:: Supplied entries ::
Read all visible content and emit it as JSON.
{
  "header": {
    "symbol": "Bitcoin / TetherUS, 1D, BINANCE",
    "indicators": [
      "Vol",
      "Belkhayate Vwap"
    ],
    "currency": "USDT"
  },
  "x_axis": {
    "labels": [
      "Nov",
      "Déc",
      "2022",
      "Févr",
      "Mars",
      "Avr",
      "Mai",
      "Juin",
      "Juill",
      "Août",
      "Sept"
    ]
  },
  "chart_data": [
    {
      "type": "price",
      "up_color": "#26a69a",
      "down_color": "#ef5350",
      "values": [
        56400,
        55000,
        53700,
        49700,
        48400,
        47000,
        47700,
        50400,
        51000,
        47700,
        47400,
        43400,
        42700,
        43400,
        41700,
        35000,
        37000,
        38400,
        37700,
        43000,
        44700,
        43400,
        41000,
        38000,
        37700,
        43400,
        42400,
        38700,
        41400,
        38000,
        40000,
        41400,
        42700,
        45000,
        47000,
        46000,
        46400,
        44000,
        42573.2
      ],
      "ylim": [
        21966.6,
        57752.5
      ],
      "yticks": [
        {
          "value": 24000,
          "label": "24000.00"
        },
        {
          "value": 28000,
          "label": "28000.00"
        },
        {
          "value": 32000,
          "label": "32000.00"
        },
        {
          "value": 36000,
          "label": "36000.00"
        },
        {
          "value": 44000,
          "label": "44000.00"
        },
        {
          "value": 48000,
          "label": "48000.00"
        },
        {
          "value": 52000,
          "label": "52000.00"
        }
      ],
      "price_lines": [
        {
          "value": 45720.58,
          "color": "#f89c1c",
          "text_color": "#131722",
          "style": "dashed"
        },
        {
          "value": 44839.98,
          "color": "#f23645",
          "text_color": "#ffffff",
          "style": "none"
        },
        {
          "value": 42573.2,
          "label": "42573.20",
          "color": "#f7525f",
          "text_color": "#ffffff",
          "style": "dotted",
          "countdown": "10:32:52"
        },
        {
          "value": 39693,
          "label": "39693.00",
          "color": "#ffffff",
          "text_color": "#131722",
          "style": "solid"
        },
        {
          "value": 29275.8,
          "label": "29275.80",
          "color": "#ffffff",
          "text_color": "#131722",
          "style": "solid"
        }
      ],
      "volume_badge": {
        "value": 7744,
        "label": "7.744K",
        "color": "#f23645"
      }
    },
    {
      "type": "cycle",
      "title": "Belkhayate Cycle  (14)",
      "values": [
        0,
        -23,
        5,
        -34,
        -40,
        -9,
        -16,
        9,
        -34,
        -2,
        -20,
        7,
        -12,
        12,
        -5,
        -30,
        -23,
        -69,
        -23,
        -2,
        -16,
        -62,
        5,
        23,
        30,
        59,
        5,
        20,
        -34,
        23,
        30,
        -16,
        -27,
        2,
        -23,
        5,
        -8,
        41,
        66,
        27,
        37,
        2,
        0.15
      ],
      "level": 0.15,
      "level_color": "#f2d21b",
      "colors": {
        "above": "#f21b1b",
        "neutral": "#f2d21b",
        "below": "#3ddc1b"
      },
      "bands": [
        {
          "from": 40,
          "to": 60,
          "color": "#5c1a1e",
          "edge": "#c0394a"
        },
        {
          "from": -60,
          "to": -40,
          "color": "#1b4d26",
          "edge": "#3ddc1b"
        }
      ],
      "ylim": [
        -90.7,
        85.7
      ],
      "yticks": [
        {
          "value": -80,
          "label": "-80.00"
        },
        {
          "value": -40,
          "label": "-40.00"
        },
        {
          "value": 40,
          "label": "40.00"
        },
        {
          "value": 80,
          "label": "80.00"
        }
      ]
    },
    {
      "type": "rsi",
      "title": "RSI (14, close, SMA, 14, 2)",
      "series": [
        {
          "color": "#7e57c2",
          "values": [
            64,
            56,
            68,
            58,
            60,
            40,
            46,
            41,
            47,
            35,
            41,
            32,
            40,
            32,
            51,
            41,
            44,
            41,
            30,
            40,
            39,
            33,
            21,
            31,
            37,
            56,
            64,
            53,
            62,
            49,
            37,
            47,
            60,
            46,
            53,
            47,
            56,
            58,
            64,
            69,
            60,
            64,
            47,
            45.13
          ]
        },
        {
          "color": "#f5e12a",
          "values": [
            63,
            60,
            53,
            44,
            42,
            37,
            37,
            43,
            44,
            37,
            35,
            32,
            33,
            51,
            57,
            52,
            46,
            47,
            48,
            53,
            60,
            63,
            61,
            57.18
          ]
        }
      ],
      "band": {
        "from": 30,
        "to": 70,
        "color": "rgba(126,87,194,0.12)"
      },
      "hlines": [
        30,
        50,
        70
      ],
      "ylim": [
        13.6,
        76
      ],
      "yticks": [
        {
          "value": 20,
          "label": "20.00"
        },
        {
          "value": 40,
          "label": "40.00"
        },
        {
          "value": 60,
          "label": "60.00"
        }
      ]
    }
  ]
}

:: Given exercise ::
Which lines contain "title"? Copy each of them.

:: Written response ::
      "title": "Belkhayate Cycle  (14)",
      "title": "RSI (14, close, SMA, 14, 2)",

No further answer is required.